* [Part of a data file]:
** start **
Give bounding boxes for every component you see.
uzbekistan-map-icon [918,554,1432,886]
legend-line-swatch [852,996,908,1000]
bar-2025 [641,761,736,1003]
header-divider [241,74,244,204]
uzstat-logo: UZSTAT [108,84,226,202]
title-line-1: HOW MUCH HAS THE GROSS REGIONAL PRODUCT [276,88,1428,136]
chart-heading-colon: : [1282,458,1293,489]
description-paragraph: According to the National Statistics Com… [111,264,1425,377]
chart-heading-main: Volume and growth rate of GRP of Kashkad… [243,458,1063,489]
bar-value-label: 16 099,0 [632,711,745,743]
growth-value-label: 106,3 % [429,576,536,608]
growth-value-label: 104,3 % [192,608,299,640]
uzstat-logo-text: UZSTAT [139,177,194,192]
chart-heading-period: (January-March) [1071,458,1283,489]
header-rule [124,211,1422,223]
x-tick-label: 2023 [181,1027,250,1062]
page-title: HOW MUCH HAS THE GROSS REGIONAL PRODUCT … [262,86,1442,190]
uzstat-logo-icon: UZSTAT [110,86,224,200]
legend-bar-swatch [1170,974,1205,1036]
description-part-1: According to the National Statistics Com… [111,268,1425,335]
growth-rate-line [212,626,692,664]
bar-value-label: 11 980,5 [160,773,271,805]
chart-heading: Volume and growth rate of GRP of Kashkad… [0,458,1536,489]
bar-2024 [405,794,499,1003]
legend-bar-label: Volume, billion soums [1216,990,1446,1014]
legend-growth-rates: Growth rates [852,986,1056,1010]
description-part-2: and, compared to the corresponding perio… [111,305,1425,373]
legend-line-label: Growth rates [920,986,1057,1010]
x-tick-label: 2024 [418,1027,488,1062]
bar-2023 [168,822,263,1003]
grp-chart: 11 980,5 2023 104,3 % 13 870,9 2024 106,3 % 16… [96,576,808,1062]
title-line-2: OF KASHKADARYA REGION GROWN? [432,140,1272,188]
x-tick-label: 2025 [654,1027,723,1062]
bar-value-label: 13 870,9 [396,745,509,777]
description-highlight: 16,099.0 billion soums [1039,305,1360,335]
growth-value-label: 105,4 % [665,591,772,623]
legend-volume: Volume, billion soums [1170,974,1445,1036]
** end **
* [Task to complete]: Rename "growth-value-label" to "growth-rate-label" everywhere from the start of the material down to the line containing "page-title: HOW MUCH", and leave everything else in those lines unchanged.

* [Answer to the task]:
Give bounding boxes for every component you see.
uzbekistan-map-icon [918,554,1432,886]
legend-line-swatch [852,996,908,1000]
bar-2025 [641,761,736,1003]
header-divider [241,74,244,204]
uzstat-logo: UZSTAT [108,84,226,202]
title-line-1: HOW MUCH HAS THE GROSS REGIONAL PRODUCT [276,88,1428,136]
chart-heading-colon: : [1282,458,1293,489]
description-paragraph: According to the National Statistics Com… [111,264,1425,377]
chart-heading-main: Volume and growth rate of GRP of Kashkad… [243,458,1063,489]
bar-value-label: 16 099,0 [632,711,745,743]
growth-rate-label: 106,3 % [429,576,536,608]
growth-rate-label: 104,3 % [192,608,299,640]
uzstat-logo-text: UZSTAT [139,177,194,192]
chart-heading-period: (January-March) [1071,458,1283,489]
header-rule [124,211,1422,223]
x-tick-label: 2023 [181,1027,250,1062]
page-title: HOW MUCH HAS THE GROSS REGIONAL PRODUCT … [262,86,1442,190]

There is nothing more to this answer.